Directions:
Keep the pictures out and restate every record exactly.

[Dataset listings of figures]
== == ==

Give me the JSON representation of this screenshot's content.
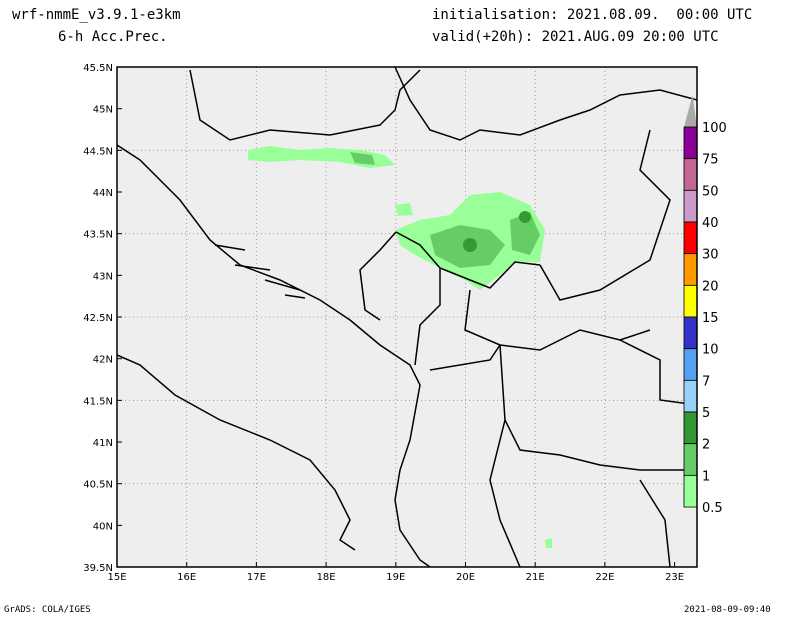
{
  "header": {
    "model": "wrf-nmmE_v3.9.1-e3km",
    "field": "6-h Acc.Prec.",
    "init": "initialisation: 2021.08.09.  00:00 UTC",
    "valid": "valid(+20h): 2021.AUG.09 20:00 UTC"
  },
  "axes": {
    "lon_ticks": [
      "15E",
      "16E",
      "17E",
      "18E",
      "19E",
      "20E",
      "21E",
      "22E",
      "23E"
    ],
    "lat_ticks": [
      "45.5N",
      "45N",
      "44.5N",
      "44N",
      "43.5N",
      "43N",
      "42.5N",
      "42N",
      "41.5N",
      "41N",
      "40.5N",
      "40N",
      "39.5N"
    ]
  },
  "colorbar": {
    "labels": [
      "100",
      "75",
      "50",
      "40",
      "30",
      "20",
      "15",
      "10",
      "7",
      "5",
      "2",
      "1",
      "0.5"
    ],
    "colors": [
      "#8b0099",
      "#c46694",
      "#cc99cc",
      "#ff0000",
      "#ff9900",
      "#ffff00",
      "#3333cc",
      "#55a0f0",
      "#99d0f8",
      "#339933",
      "#66cc66",
      "#99ff99"
    ],
    "top_color": "#aaaaaa"
  },
  "footer": {
    "left": "GrADS: COLA/IGES",
    "right": "2021-08-09-09:40"
  }
}
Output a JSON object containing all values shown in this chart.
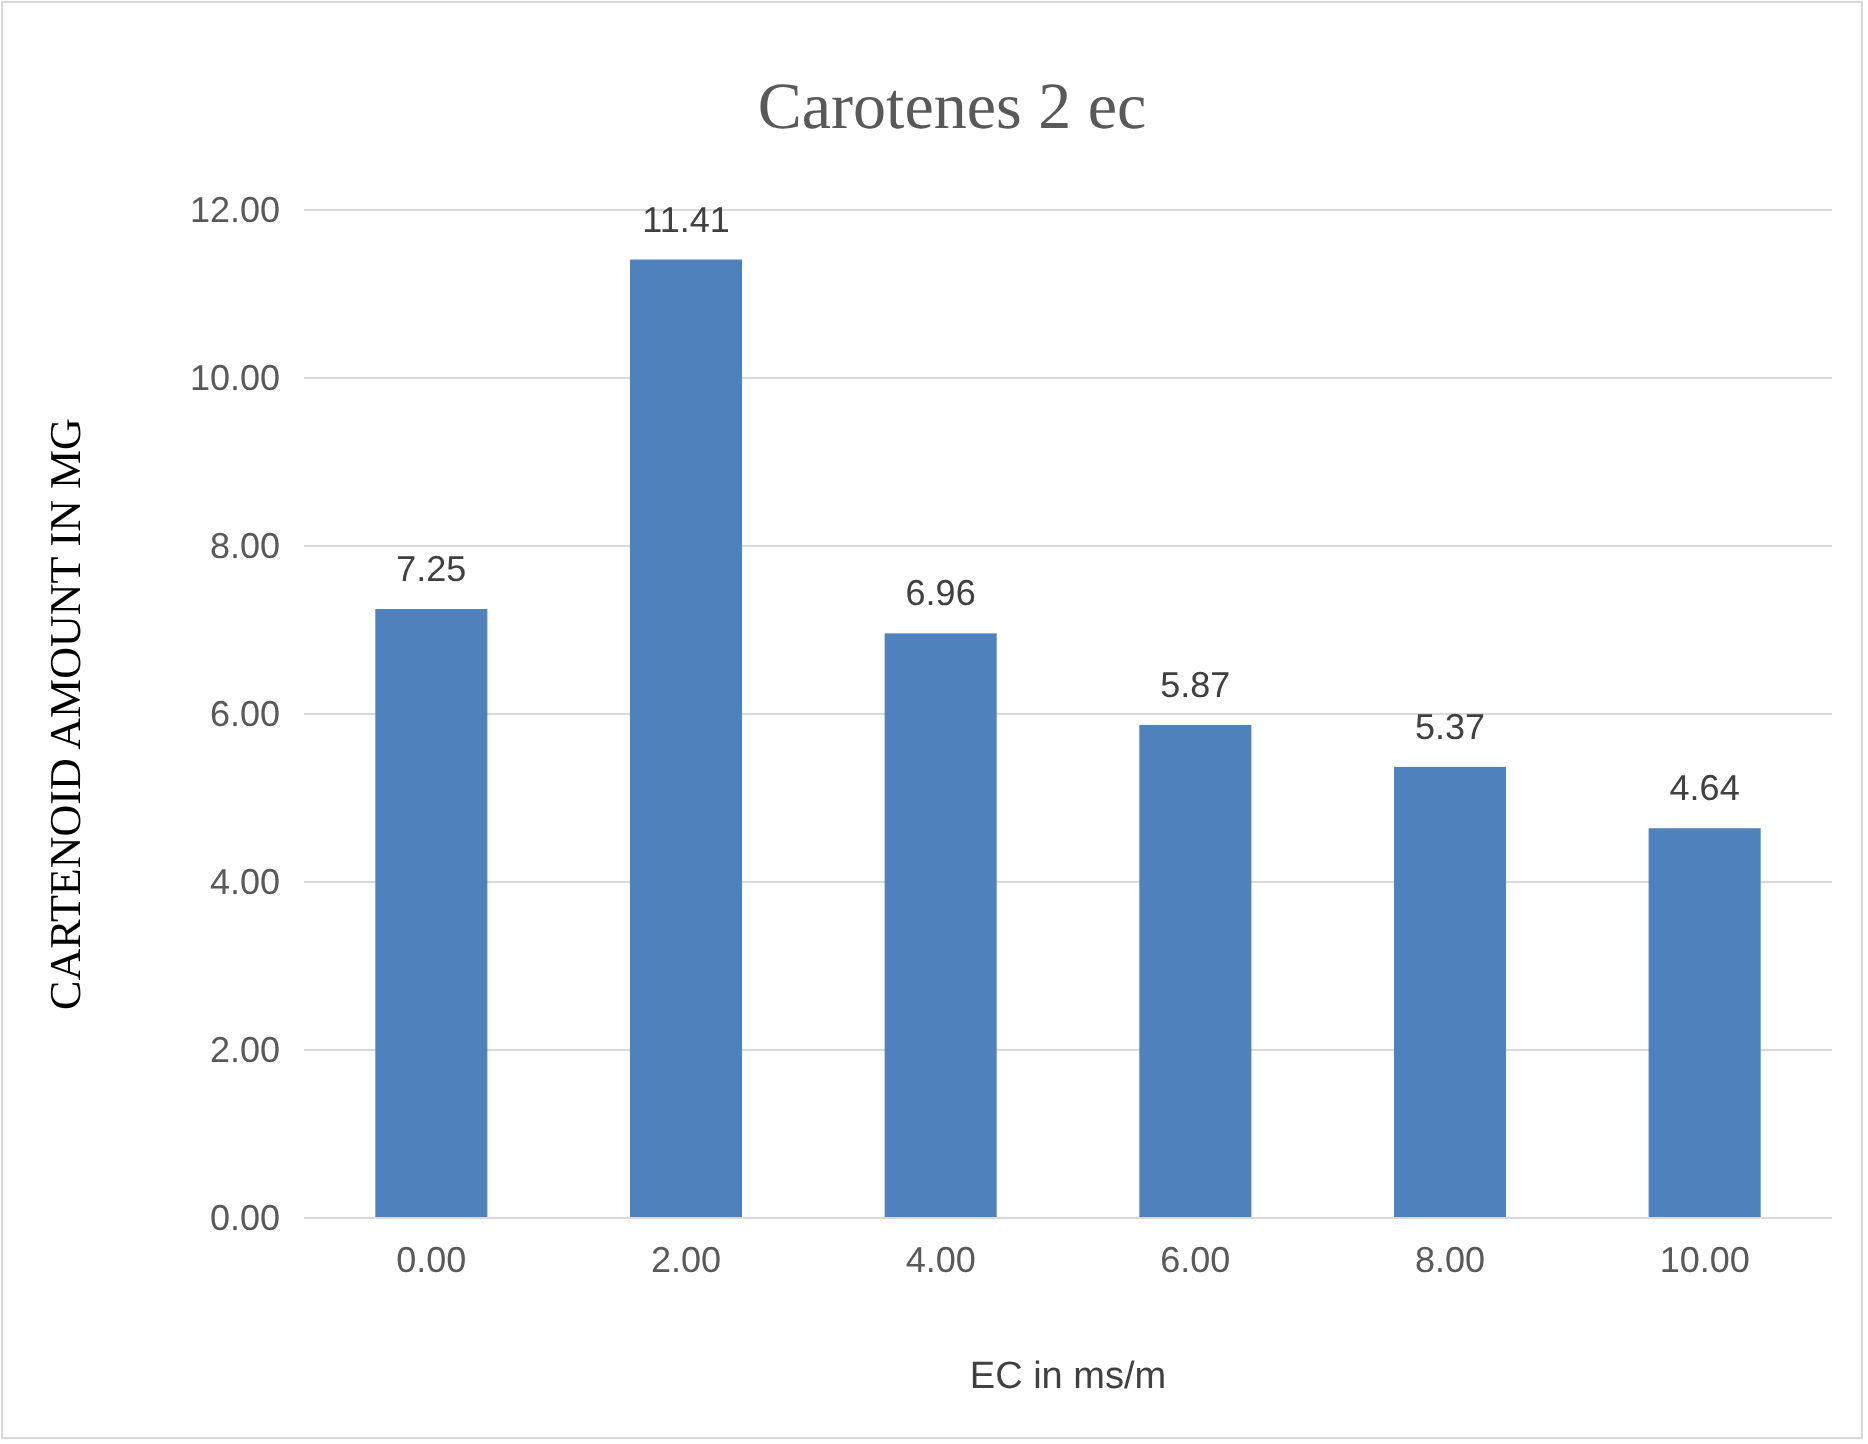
{
  "chart_data": {
    "type": "bar",
    "title": "Carotenes 2 ec",
    "xlabel": "EC in ms/m",
    "ylabel": "CARTENOID AMOUNT IN MG",
    "categories": [
      "0.00",
      "2.00",
      "4.00",
      "6.00",
      "8.00",
      "10.00"
    ],
    "values": [
      7.25,
      11.41,
      6.96,
      5.87,
      5.37,
      4.64
    ],
    "color": "#4f81bd",
    "ylim": [
      0,
      12
    ],
    "yticks": [
      {
        "value": 0,
        "label": "0.00"
      },
      {
        "value": 2,
        "label": "2.00"
      },
      {
        "value": 4,
        "label": "4.00"
      },
      {
        "value": 6,
        "label": "6.00"
      },
      {
        "value": 8,
        "label": "8.00"
      },
      {
        "value": 10,
        "label": "10.00"
      },
      {
        "value": 12,
        "label": "12.00"
      }
    ],
    "grid": "y",
    "data_labels": true
  }
}
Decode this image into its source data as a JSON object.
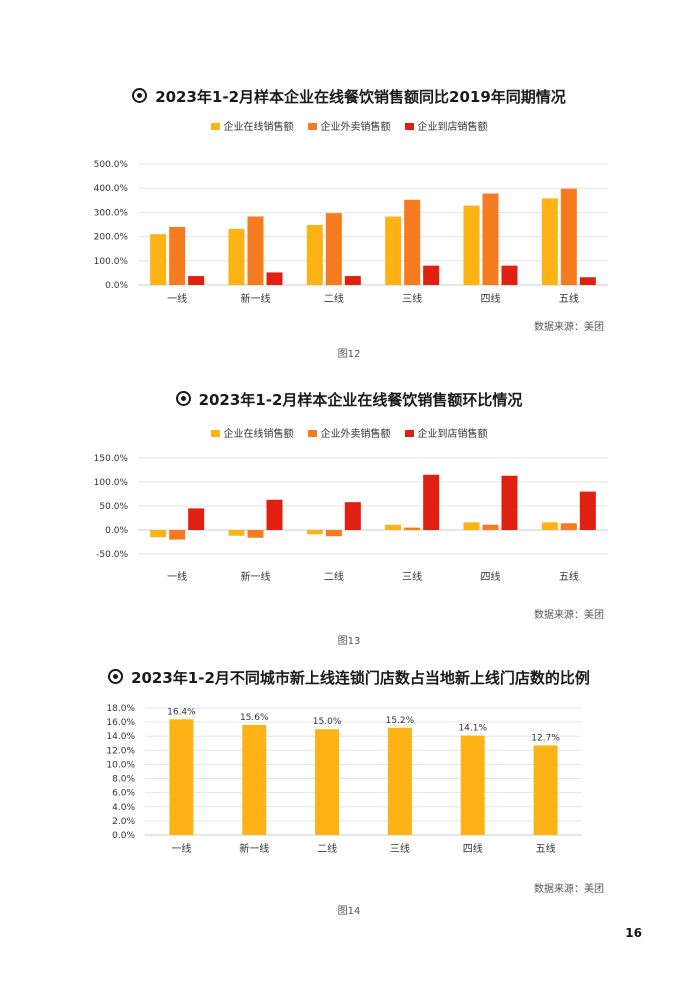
{
  "page_number": "16",
  "charts": [
    {
      "title": "2023年1-2月样本企业在线餐饮销售额同比2019年同期情况",
      "source": "数据来源：美团",
      "caption": "图12"
    },
    {
      "title": "2023年1-2月样本企业在线餐饮销售额环比情况",
      "source": "数据来源：美团",
      "caption": "图13"
    },
    {
      "title": "2023年1-2月不同城市新上线连锁门店数占当地新上线门店数的比例",
      "source": "数据来源：美团",
      "caption": "图14"
    }
  ],
  "chart_data": [
    {
      "type": "bar",
      "title": "2023年1-2月样本企业在线餐饮销售额同比2019年同期情况",
      "categories": [
        "一线",
        "新一线",
        "二线",
        "三线",
        "四线",
        "五线"
      ],
      "series": [
        {
          "name": "企业在线销售额",
          "color": "#FDB316",
          "values": [
            210,
            232,
            248,
            283,
            328,
            358
          ]
        },
        {
          "name": "企业外卖销售额",
          "color": "#F57A20",
          "values": [
            240,
            283,
            297,
            352,
            378,
            398
          ]
        },
        {
          "name": "企业到店销售额",
          "color": "#E02010",
          "values": [
            37,
            52,
            37,
            80,
            80,
            32
          ]
        }
      ],
      "yticks": [
        "0.0%",
        "100.0%",
        "200.0%",
        "300.0%",
        "400.0%",
        "500.0%"
      ],
      "ylim": [
        0,
        500
      ],
      "legend_position": "top",
      "grid": true
    },
    {
      "type": "bar",
      "title": "2023年1-2月样本企业在线餐饮销售额环比情况",
      "categories": [
        "一线",
        "新一线",
        "二线",
        "三线",
        "四线",
        "五线"
      ],
      "series": [
        {
          "name": "企业在线销售额",
          "color": "#FDB316",
          "values": [
            -15,
            -12,
            -9,
            11,
            16,
            16
          ]
        },
        {
          "name": "企业外卖销售额",
          "color": "#F57A20",
          "values": [
            -20,
            -16,
            -13,
            5,
            11,
            14
          ]
        },
        {
          "name": "企业到店销售额",
          "color": "#E02010",
          "values": [
            45,
            63,
            58,
            115,
            113,
            80
          ]
        }
      ],
      "yticks": [
        "-50.0%",
        "0.0%",
        "50.0%",
        "100.0%",
        "150.0%"
      ],
      "ylim": [
        -50,
        150
      ],
      "legend_position": "top",
      "grid": true
    },
    {
      "type": "bar",
      "title": "2023年1-2月不同城市新上线连锁门店数占当地新上线门店数的比例",
      "categories": [
        "一线",
        "新一线",
        "二线",
        "三线",
        "四线",
        "五线"
      ],
      "series": [
        {
          "color": "#FDB316",
          "values": [
            16.4,
            15.6,
            15.0,
            15.2,
            14.1,
            12.7
          ],
          "labels": [
            "16.4%",
            "15.6%",
            "15.0%",
            "15.2%",
            "14.1%",
            "12.7%"
          ]
        }
      ],
      "yticks": [
        "0.0%",
        "2.0%",
        "4.0%",
        "6.0%",
        "8.0%",
        "10.0%",
        "12.0%",
        "14.0%",
        "16.0%",
        "18.0%"
      ],
      "ylim": [
        0,
        18
      ],
      "legend_position": "none",
      "grid": true
    }
  ]
}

== == ==

Expected output:
Give me the JSON representation of this screenshot's content.
{
  "header": {
    "model": "wrf-nmmE_v3.9.1-e3km",
    "field": "6-h Acc.Prec.",
    "init": "initialisation: 2021.08.09.  00:00 UTC",
    "valid": "valid(+20h): 2021.AUG.09 20:00 UTC"
  },
  "axes": {
    "lon_ticks": [
      "15E",
      "16E",
      "17E",
      "18E",
      "19E",
      "20E",
      "21E",
      "22E",
      "23E"
    ],
    "lat_ticks": [
      "45.5N",
      "45N",
      "44.5N",
      "44N",
      "43.5N",
      "43N",
      "42.5N",
      "42N",
      "41.5N",
      "41N",
      "40.5N",
      "40N",
      "39.5N"
    ]
  },
  "colorbar": {
    "labels": [
      "100",
      "75",
      "50",
      "40",
      "30",
      "20",
      "15",
      "10",
      "7",
      "5",
      "2",
      "1",
      "0.5"
    ],
    "colors": [
      "#8b0099",
      "#c46694",
      "#cc99cc",
      "#ff0000",
      "#ff9900",
      "#ffff00",
      "#3333cc",
      "#55a0f0",
      "#99d0f8",
      "#339933",
      "#66cc66",
      "#99ff99"
    ],
    "top_color": "#aaaaaa"
  },
  "footer": {
    "left": "GrADS: COLA/IGES",
    "right": "2021-08-09-09:40"
  }
}
Output a JSON object containing all values shown in this chart.
{
  "chart_data": {
    "type": "bar",
    "title": "Carotenes 2 ec",
    "xlabel": "EC in ms/m",
    "ylabel": "CARTENOID AMOUNT IN MG",
    "categories": [
      "0.00",
      "2.00",
      "4.00",
      "6.00",
      "8.00",
      "10.00"
    ],
    "values": [
      7.25,
      11.41,
      6.96,
      5.87,
      5.37,
      4.64
    ],
    "color": "#4f81bd",
    "ylim": [
      0,
      12
    ],
    "yticks": [
      {
        "value": 0,
        "label": "0.00"
      },
      {
        "value": 2,
        "label": "2.00"
      },
      {
        "value": 4,
        "label": "4.00"
      },
      {
        "value": 6,
        "label": "6.00"
      },
      {
        "value": 8,
        "label": "8.00"
      },
      {
        "value": 10,
        "label": "10.00"
      },
      {
        "value": 12,
        "label": "12.00"
      }
    ],
    "grid": "y",
    "data_labels": true
  }
}
Decode this image into its source data as a JSON object.
{
  "page_number": "16",
  "charts": [
    {
      "title": "2023年1-2月样本企业在线餐饮销售额同比2019年同期情况",
      "source": "数据来源：美团",
      "caption": "图12"
    },
    {
      "title": "2023年1-2月样本企业在线餐饮销售额环比情况",
      "source": "数据来源：美团",
      "caption": "图13"
    },
    {
      "title": "2023年1-2月不同城市新上线连锁门店数占当地新上线门店数的比例",
      "source": "数据来源：美团",
      "caption": "图14"
    }
  ],
  "chart_data": [
    {
      "type": "bar",
      "title": "2023年1-2月样本企业在线餐饮销售额同比2019年同期情况",
      "categories": [
        "一线",
        "新一线",
        "二线",
        "三线",
        "四线",
        "五线"
      ],
      "series": [
        {
          "name": "企业在线销售额",
          "color": "#FDB316",
          "values": [
            210,
            232,
            248,
            283,
            328,
            358
          ]
        },
        {
          "name": "企业外卖销售额",
          "color": "#F57A20",
          "values": [
            240,
            283,
            297,
            352,
            378,
            398
          ]
        },
        {
          "name": "企业到店销售额",
          "color": "#E02010",
          "values": [
            37,
            52,
            37,
            80,
            80,
            32
          ]
        }
      ],
      "yticks": [
        "0.0%",
        "100.0%",
        "200.0%",
        "300.0%",
        "400.0%",
        "500.0%"
      ],
      "ylim": [
        0,
        500
      ],
      "legend_position": "top",
      "grid": true
    },
    {
      "type": "bar",
      "title": "2023年1-2月样本企业在线餐饮销售额环比情况",
      "categories": [
        "一线",
        "新一线",
        "二线",
        "三线",
        "四线",
        "五线"
      ],
      "series": [
        {
          "name": "企业在线销售额",
          "color": "#FDB316",
          "values": [
            -15,
            -12,
            -9,
            11,
            16,
            16
          ]
        },
        {
          "name": "企业外卖销售额",
          "color": "#F57A20",
          "values": [
            -20,
            -16,
            -13,
            5,
            11,
            14
          ]
        },
        {
          "name": "企业到店销售额",
          "color": "#E02010",
          "values": [
            45,
            63,
            58,
            115,
            113,
            80
          ]
        }
      ],
      "yticks": [
        "-50.0%",
        "0.0%",
        "50.0%",
        "100.0%",
        "150.0%"
      ],
      "ylim": [
        -50,
        150
      ],
      "legend_position": "top",
      "grid": true
    },
    {
      "type": "bar",
      "title": "2023年1-2月不同城市新上线连锁门店数占当地新上线门店数的比例",
      "categories": [
        "一线",
        "新一线",
        "二线",
        "三线",
        "四线",
        "五线"
      ],
      "series": [
        {
          "color": "#FDB316",
          "values": [
            16.4,
            15.6,
            15.0,
            15.2,
            14.1,
            12.7
          ],
          "labels": [
            "16.4%",
            "15.6%",
            "15.0%",
            "15.2%",
            "14.1%",
            "12.7%"
          ]
        }
      ],
      "yticks": [
        "0.0%",
        "2.0%",
        "4.0%",
        "6.0%",
        "8.0%",
        "10.0%",
        "12.0%",
        "14.0%",
        "16.0%",
        "18.0%"
      ],
      "ylim": [
        0,
        18
      ],
      "legend_position": "none",
      "grid": true
    }
  ]
}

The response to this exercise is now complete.